> **The task**: For the data that follows, report how many lines contain the word "this", and nothing else.

> **Data records**:
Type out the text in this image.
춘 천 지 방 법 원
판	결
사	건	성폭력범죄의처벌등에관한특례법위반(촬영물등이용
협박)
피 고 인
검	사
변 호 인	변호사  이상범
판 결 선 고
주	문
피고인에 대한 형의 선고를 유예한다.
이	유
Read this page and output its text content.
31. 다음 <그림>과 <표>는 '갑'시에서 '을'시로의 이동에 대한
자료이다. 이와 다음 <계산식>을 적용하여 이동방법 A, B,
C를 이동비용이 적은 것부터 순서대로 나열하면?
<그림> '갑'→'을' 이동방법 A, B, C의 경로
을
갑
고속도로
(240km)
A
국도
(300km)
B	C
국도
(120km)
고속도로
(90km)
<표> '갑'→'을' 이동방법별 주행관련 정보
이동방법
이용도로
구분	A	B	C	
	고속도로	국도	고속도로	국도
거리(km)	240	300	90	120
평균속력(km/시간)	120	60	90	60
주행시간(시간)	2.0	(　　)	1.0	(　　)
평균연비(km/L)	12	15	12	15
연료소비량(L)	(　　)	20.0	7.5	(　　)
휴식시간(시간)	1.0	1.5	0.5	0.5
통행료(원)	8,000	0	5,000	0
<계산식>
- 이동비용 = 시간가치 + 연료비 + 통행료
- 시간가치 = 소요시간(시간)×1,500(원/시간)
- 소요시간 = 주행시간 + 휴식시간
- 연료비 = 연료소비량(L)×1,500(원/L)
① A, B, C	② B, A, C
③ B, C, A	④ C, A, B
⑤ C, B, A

---

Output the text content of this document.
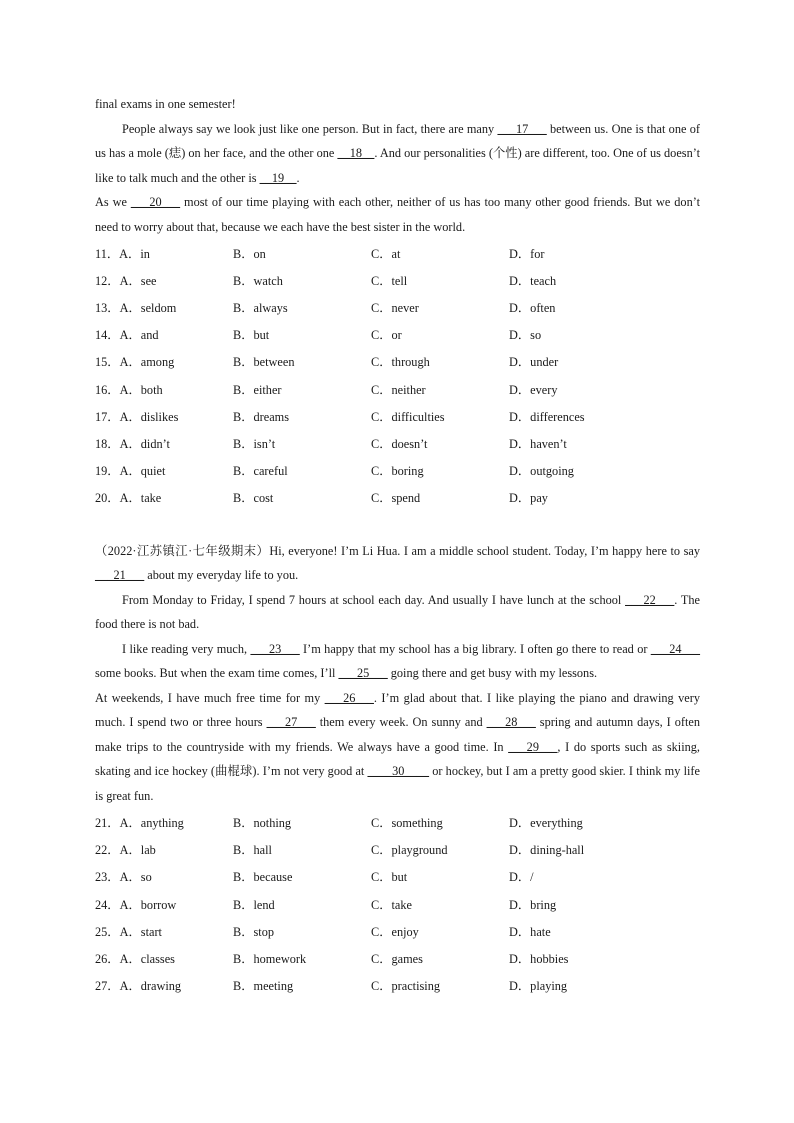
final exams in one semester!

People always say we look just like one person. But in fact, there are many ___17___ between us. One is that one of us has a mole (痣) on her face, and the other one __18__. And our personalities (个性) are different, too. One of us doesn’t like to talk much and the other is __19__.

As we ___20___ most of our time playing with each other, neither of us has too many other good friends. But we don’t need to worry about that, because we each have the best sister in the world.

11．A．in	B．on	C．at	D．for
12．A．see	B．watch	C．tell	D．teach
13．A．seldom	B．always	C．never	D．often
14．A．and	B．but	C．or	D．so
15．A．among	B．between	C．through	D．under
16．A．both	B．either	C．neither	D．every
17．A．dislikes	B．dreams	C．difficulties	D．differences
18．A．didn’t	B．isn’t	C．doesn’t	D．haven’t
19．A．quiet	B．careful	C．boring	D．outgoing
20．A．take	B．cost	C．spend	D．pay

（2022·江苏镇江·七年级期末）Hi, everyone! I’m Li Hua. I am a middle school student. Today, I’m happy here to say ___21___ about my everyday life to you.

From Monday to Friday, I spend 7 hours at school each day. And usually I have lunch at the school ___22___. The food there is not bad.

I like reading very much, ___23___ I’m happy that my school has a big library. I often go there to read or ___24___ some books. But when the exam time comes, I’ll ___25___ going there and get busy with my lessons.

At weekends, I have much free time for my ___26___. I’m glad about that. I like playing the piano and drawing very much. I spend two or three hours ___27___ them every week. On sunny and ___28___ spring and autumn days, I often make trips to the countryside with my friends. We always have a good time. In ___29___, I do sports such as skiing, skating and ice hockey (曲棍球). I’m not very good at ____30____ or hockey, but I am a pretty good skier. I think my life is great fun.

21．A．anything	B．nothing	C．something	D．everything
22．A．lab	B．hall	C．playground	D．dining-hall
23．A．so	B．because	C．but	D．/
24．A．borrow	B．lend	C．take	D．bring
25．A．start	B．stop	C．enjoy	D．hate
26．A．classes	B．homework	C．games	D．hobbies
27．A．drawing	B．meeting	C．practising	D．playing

--

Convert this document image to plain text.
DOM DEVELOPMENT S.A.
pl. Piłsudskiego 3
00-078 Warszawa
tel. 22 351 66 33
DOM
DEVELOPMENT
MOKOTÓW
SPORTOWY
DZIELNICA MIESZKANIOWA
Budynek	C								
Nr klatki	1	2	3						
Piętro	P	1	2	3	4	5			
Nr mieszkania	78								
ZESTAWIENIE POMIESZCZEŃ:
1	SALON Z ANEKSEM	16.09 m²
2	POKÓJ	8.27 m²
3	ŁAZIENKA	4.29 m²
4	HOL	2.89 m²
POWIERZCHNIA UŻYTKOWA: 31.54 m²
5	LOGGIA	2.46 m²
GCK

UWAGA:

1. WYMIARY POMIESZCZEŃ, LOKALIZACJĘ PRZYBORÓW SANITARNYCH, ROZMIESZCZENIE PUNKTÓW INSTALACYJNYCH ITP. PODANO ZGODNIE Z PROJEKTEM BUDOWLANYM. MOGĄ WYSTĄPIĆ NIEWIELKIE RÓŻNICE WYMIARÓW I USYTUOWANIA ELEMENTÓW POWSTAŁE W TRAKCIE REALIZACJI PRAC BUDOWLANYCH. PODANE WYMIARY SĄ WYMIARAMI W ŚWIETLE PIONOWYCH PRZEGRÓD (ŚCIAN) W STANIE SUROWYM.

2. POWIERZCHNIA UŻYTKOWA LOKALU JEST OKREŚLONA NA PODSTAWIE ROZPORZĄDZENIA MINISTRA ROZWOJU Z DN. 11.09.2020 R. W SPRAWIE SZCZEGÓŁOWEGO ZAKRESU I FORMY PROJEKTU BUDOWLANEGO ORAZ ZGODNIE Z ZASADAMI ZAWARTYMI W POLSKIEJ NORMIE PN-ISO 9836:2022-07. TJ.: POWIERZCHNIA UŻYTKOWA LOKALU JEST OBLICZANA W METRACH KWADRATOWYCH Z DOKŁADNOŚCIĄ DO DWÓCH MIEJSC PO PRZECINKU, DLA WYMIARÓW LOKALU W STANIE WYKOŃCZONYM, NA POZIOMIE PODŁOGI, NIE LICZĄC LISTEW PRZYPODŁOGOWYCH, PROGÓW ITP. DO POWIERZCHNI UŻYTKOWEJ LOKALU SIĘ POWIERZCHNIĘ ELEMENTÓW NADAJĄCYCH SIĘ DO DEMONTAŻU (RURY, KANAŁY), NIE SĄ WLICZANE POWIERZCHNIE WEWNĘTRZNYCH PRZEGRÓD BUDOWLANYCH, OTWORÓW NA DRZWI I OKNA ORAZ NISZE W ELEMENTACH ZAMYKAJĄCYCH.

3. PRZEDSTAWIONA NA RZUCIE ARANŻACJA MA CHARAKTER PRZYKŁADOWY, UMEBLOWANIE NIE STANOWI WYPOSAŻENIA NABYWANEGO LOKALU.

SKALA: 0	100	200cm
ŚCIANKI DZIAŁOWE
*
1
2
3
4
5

> **Full response**: 4